* THE TASK:
Report the number of lines that hold the string "document". Leave out any other text.

* START EXERCISE DATA *

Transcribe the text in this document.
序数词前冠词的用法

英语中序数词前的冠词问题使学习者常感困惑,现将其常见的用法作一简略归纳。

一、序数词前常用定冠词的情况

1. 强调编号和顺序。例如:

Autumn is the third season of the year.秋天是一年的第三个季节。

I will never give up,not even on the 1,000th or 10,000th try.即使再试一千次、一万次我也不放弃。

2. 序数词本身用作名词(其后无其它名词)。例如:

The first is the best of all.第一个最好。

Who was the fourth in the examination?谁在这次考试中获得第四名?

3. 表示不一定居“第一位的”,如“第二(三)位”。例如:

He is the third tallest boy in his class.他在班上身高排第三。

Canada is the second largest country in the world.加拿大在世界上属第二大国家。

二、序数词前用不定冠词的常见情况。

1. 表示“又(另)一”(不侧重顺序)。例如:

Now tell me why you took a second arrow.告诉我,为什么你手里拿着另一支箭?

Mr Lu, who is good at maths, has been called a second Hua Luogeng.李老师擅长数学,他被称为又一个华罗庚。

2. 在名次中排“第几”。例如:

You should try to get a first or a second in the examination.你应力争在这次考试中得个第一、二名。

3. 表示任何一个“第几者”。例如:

* END EXERCISE DATA *
* START EXERCISE DATA *

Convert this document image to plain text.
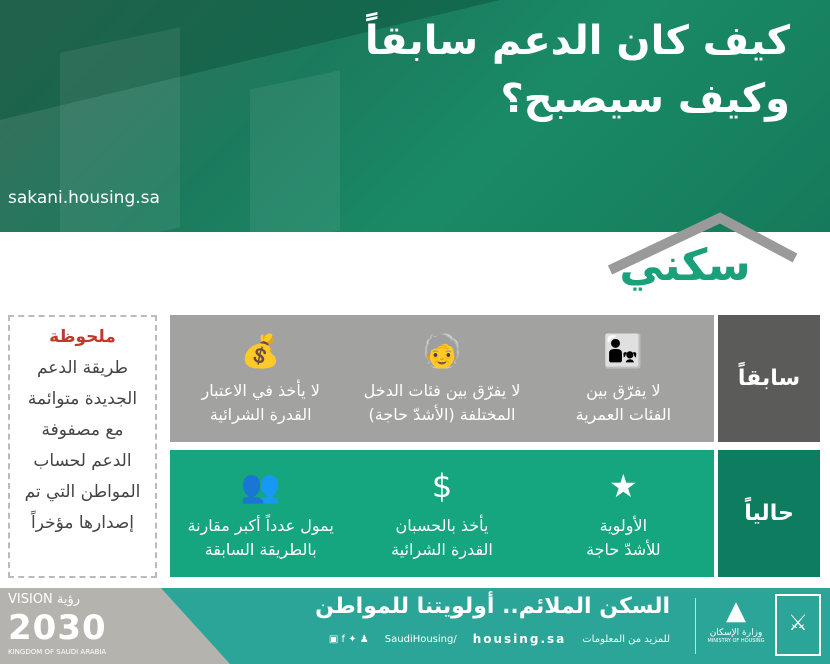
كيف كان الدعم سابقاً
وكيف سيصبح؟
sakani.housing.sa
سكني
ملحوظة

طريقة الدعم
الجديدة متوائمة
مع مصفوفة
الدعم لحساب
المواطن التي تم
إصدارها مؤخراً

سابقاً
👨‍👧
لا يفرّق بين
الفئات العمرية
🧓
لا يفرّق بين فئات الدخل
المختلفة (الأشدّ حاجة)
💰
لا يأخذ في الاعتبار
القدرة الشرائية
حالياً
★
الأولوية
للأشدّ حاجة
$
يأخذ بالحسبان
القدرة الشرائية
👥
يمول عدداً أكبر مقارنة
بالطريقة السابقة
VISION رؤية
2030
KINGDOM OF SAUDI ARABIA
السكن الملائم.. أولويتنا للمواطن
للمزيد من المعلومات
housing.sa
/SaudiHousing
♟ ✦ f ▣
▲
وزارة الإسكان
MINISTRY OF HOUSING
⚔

* END EXERCISE DATA *

* THE RESPONSE:
2